**Extrait choisi:**
┄┄┄┄┄┄┄┄┄┄┄┄┄┄┄┄┄┄┄┄

J’ai toujours détesté la croyance. Elle renvoie à la religion, et la religion est, selon moi, ce qu’il y a de plus abominable. L’homme n’est pas le fruit d’une création divine. Il est issu des noces chimiques. La chimie possède une forme d’intelligence, et l’homme en est l’héritier. Ce qui est trop évident finit par nous aveugler. L’univers contient tout — même ce que nous sommes incapables d’imaginer. C’est bien du mariage entre la Terre et l’univers que nous tirons notre existence. Que serions-nous sans le Soleil ?
La Terre n’a pas besoin de l’homme, qui désormais l’habite en parasite. Il y a 70 millions d’années, des animaux gigantesques broutaient de grandes fougères dans d’immenses étendues humides. L’apparition de l’homme remonte à environ 7 à 3 millions d’années. Il n’a pas de nationalité au sens juridique : il voyage depuis toujours. L’intelligence de l’homme n’est pas née de son cerveau, mais de ses pieds. En quittant la position quadrupède, il a libéré ses mains. Notre intelligence est plantaire. Grâce à ses mains, il fabriquera des outils redoutables pour fracasser le crâne des autres animaux et s’en nourrir.
Au départ, il est recouvert d’une épaisse fourrure, qui devient vite un handicap. Il l’abandonnera pour retrouver la fraîcheur. Il se redresse, il s’arme, il s’organise. Il devient chasseur, bâtisseur, dominateur.Puis il devient moderne.

┄┄┄┄┄┄┄┄┄┄┄┄┄┄┄┄┄┄┄┄

Données de prédiction de boîtes englobantes

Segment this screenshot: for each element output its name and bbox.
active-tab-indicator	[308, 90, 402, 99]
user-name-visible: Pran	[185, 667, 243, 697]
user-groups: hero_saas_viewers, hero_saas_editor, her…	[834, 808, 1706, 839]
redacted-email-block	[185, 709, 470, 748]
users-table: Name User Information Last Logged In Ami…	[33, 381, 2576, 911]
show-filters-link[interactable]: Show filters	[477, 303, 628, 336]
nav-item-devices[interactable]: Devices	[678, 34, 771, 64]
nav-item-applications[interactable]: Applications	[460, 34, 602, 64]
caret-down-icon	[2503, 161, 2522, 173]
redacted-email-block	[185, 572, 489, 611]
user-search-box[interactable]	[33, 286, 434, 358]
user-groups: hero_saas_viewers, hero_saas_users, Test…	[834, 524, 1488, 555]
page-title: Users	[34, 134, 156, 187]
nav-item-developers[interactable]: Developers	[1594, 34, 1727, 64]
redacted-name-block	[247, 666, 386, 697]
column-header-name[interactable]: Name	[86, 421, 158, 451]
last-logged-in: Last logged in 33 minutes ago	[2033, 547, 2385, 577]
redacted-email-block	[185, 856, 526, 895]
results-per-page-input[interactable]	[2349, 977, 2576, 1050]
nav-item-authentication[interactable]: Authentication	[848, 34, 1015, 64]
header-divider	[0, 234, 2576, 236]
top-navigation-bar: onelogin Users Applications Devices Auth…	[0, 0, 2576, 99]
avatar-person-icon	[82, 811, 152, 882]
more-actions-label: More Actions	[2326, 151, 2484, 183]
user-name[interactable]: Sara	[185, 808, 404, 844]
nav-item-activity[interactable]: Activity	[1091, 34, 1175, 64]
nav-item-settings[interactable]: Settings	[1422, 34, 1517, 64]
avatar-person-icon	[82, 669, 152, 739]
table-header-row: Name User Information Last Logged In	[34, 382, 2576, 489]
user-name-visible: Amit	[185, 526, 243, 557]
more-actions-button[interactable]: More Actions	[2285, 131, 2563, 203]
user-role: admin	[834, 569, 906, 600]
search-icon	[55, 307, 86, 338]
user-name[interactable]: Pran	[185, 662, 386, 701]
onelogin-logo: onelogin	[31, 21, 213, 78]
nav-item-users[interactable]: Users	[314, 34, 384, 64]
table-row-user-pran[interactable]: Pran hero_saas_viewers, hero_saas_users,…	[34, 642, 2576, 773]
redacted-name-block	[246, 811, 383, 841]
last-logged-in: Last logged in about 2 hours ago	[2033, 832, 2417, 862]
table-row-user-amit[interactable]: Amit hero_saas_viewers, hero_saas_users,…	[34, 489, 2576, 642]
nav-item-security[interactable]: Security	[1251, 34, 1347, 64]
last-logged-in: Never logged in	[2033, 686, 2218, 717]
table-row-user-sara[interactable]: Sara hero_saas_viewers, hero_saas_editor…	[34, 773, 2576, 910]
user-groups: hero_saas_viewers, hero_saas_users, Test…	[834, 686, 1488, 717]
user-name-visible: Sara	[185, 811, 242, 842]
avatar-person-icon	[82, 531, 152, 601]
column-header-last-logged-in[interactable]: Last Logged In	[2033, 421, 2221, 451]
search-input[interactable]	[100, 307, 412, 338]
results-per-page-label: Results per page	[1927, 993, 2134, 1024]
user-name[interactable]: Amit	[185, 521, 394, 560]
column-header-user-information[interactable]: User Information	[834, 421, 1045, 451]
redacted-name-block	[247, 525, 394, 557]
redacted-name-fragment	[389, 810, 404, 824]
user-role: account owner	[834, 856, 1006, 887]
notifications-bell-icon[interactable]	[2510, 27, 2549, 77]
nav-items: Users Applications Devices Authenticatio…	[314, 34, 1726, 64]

┄┄┄┄┄┄┄┄┄┄┄┄┄┄┄┄┄┄┄┄

**Travail à réaliser:**
1 > Relevez, s'il vous plaît, tout ce que l'homme devient d'après le texte sur les origines de l'homme.
2 > Écrivez la suite du texte sur les origines de l'homme, à partir de sa dernière phrase.

**Réponses par tâche:**
1 > chasseur, bâtisseur, dominateur, moderne

2 >
L’homme moderne s’est cru maître du monde. Il a dompté le feu, creusé la roche, détourné les fleuves, mais il n’a jamais dompté sa propre violence. Il s’est construit des villes verticales, des temples de verre et d’acier, croyant s’élever au-dessus du vivant. Il a inventé le progrès comme une fuite en avant, une course sans fin vers un confort qui l’éloigne de lui-même.
Il ne marche plus, il roule. Il ne regarde plus le ciel, il le traverse. Il ne touche plus la terre, il la bétonne. Il ne parle plus aux arbres, il les abat. Il ne rêve plus, il consomme. L’homme moderne est un animal amputé de son instinct, un être qui a troqué la sagesse contre la vitesse.
Et pourtant, au fond de lui, quelque chose résiste. Une mémoire ancienne, un murmure venu des racines. L’homme n’est pas fait pour les écrans, il est fait pour les étoiles. Il n’est pas né pour obéir, mais pour comprendre. Il n’est pas un produit, il est une question.Mais il est allé trop loin.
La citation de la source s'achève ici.